§ SUPPLIED MATERIAL
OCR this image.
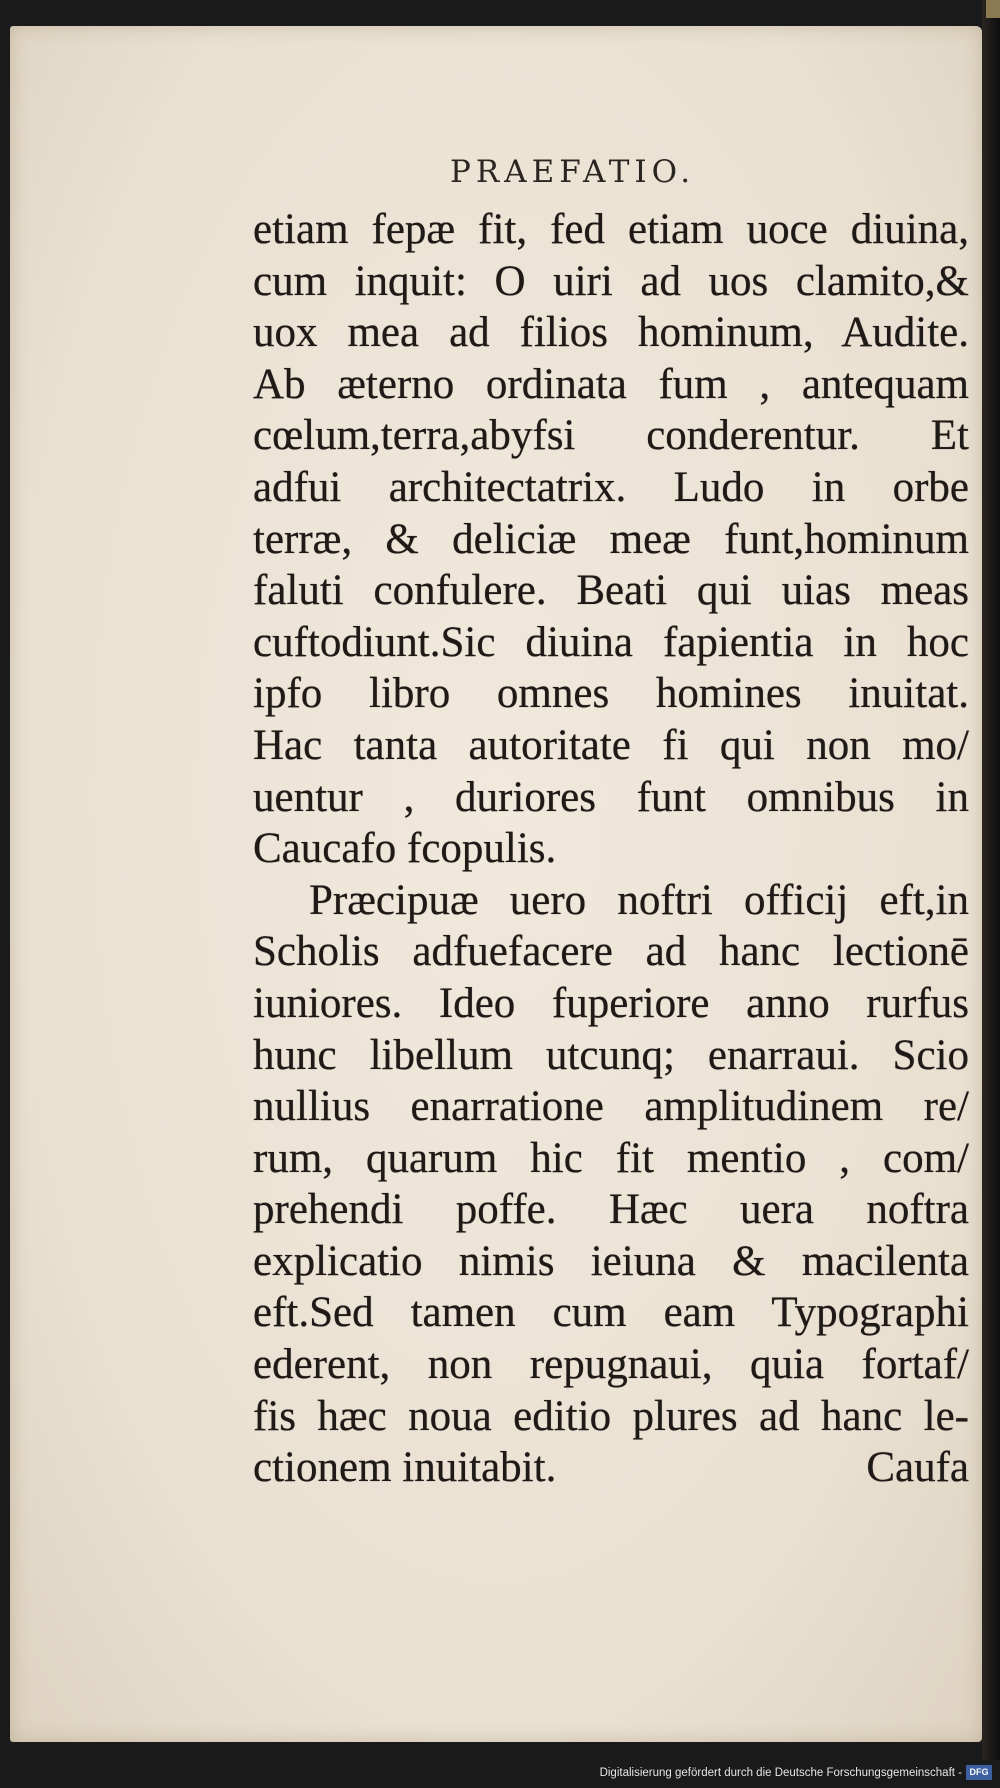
PRAEFATIO.
etiam fepæ fit, fed etiam uoce diuina,
cum inquit: O uiri ad uos clamito,&
uox mea ad filios hominum, Audite.
Ab æterno ordinata fum , antequam
cœlum,terra,abyfsi conderentur. Et
adfui architectatrix. Ludo in orbe
terræ, & deliciæ meæ funt,hominum
faluti confulere. Beati qui uias meas
cuftodiunt.Sic diuina fapientia in hoc
ipfo libro omnes homines inuitat.
Hac tanta autoritate fi qui non mo/
uentur , duriores funt omnibus in
Caucafo fcopulis.
Præcipuæ uero noftri officij eft,in
Scholis adfuefacere ad hanc lectionē
iuniores. Ideo fuperiore anno rurfus
hunc libellum utcunq; enarraui. Scio
nullius enarratione amplitudinem re/
rum, quarum hic fit mentio , com/
prehendi poffe. Hæc uera noftra
explicatio nimis ieiuna & macilenta
eft.Sed tamen cum eam Typographi
ederent, non repugnaui, quia fortaf/
fis hæc noua editio plures ad hanc le-
ctionem inuitabit.	Caufa
Digitalisierung gefördert durch die Deutsche Forschungsgemeinschaft - DFG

§ PROBLEM STATEMENT
Omit the pictures, and quote the material above exactly as given.

§ EXERCISE SOLUTION
OCR this image.
PRAEFATIO.
etiam fepæ fit, fed etiam uoce diuina,
cum inquit: O uiri ad uos clamito,&
uox mea ad filios hominum, Audite.
Ab æterno ordinata fum , antequam
cœlum,terra,abyfsi conderentur. Et
adfui architectatrix. Ludo in orbe
terræ, & deliciæ meæ funt,hominum
faluti confulere. Beati qui uias meas
cuftodiunt.Sic diuina fapientia in hoc
ipfo libro omnes homines inuitat.
Hac tanta autoritate fi qui non mo/
uentur , duriores funt omnibus in
Caucafo fcopulis.
Præcipuæ uero noftri officij eft,in
Scholis adfuefacere ad hanc lectionē
iuniores. Ideo fuperiore anno rurfus
hunc libellum utcunq; enarraui. Scio
nullius enarratione amplitudinem re/
rum, quarum hic fit mentio , com/
prehendi poffe. Hæc uera noftra
explicatio nimis ieiuna & macilenta
eft.Sed tamen cum eam Typographi
ederent, non repugnaui, quia fortaf/
fis hæc noua editio plures ad hanc le-
ctionem inuitabit.	Caufa
Digitalisierung gefördert durch die Deutsche Forschungsgemeinschaft - DFG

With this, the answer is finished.